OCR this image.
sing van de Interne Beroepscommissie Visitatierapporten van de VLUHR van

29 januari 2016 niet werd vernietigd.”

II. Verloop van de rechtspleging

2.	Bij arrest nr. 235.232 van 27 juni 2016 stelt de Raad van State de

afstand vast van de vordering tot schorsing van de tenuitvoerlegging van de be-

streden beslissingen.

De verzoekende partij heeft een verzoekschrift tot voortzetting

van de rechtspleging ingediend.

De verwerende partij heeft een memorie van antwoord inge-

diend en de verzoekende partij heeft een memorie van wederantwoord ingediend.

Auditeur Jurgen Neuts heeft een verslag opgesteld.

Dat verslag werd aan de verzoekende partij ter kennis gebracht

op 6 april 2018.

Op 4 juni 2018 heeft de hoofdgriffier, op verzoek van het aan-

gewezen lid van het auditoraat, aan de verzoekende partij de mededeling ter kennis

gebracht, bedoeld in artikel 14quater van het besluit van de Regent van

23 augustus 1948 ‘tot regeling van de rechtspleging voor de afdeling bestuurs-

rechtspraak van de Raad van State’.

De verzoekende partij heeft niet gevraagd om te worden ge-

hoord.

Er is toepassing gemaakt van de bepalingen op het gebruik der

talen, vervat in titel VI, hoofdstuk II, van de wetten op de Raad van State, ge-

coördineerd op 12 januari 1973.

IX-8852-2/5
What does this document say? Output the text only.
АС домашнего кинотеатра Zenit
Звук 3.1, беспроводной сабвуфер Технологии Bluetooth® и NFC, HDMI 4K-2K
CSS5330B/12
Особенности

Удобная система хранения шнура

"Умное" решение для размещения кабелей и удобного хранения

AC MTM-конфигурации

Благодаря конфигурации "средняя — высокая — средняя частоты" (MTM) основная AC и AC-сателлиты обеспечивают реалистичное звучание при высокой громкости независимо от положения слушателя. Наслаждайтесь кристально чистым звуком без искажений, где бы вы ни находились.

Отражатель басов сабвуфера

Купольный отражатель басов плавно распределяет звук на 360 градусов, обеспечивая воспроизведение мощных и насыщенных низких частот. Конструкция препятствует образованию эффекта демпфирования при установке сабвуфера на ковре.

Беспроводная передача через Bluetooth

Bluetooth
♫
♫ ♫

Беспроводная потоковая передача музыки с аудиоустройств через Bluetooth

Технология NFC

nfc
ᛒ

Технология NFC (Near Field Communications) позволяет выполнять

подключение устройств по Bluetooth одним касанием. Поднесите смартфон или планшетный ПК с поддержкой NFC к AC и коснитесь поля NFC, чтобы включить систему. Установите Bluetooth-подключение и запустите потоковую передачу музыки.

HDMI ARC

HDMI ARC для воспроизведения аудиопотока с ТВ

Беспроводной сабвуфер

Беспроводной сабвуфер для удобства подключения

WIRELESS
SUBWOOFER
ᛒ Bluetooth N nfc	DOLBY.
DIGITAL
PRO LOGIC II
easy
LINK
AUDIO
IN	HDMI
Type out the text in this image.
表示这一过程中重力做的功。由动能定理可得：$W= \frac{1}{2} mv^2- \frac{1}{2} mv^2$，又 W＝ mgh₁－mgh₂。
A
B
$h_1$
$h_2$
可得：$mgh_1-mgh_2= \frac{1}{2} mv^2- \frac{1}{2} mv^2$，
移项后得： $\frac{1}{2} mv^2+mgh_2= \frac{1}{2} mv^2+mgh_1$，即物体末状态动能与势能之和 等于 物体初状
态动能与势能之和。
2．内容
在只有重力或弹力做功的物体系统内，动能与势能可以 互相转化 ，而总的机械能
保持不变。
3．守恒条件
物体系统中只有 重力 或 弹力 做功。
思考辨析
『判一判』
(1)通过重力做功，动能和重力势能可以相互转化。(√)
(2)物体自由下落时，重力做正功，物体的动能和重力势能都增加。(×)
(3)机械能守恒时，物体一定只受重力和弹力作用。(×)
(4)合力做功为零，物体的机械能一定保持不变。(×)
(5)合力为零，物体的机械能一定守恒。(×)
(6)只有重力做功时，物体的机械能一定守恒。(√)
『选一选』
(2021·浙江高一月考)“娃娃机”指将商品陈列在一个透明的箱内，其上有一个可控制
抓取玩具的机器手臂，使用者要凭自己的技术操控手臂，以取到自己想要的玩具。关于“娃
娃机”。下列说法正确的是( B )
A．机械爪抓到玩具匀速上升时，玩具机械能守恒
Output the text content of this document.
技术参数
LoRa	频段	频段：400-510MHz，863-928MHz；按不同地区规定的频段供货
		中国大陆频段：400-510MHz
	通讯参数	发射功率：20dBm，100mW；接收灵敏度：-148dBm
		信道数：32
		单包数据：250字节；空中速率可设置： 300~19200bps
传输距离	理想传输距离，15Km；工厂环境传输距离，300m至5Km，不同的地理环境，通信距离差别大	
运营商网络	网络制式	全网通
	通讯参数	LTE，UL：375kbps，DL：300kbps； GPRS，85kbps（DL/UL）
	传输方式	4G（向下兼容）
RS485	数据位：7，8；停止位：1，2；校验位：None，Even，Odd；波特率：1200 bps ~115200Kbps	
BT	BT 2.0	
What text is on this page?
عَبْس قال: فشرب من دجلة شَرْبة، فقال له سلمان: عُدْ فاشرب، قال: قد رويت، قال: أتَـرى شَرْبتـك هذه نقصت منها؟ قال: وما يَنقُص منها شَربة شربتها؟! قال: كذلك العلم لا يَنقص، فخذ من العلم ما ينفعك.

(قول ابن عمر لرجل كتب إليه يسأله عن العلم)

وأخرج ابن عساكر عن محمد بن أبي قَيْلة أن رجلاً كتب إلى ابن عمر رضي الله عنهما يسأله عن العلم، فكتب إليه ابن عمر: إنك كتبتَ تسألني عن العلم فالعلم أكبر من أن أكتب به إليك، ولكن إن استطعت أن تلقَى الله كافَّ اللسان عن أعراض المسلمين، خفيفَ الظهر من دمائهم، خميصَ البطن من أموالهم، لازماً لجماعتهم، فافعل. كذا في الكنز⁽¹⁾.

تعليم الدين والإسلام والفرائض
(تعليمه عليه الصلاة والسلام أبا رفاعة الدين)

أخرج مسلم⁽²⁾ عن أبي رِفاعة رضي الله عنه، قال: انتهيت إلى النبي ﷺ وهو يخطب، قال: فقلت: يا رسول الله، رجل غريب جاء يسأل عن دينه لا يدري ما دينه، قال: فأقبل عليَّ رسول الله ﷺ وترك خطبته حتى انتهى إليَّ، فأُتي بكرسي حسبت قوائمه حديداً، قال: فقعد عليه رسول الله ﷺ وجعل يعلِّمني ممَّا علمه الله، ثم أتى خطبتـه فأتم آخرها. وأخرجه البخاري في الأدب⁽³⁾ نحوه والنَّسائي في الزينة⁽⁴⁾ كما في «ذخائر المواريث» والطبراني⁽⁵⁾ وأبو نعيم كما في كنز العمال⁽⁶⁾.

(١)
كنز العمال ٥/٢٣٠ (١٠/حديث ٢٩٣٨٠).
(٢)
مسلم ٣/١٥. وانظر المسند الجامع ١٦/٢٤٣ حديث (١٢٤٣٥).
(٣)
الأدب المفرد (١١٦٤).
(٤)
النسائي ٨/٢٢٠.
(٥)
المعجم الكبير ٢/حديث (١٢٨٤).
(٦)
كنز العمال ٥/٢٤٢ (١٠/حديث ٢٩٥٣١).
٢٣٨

══════════════════════════════

### OBJECTIVE
Pull every line containing "хранения" from the material above.

### CORRECT ANSWER
Удобная система хранения шнура
"Умное" решение для размещения кабелей и удобного хранения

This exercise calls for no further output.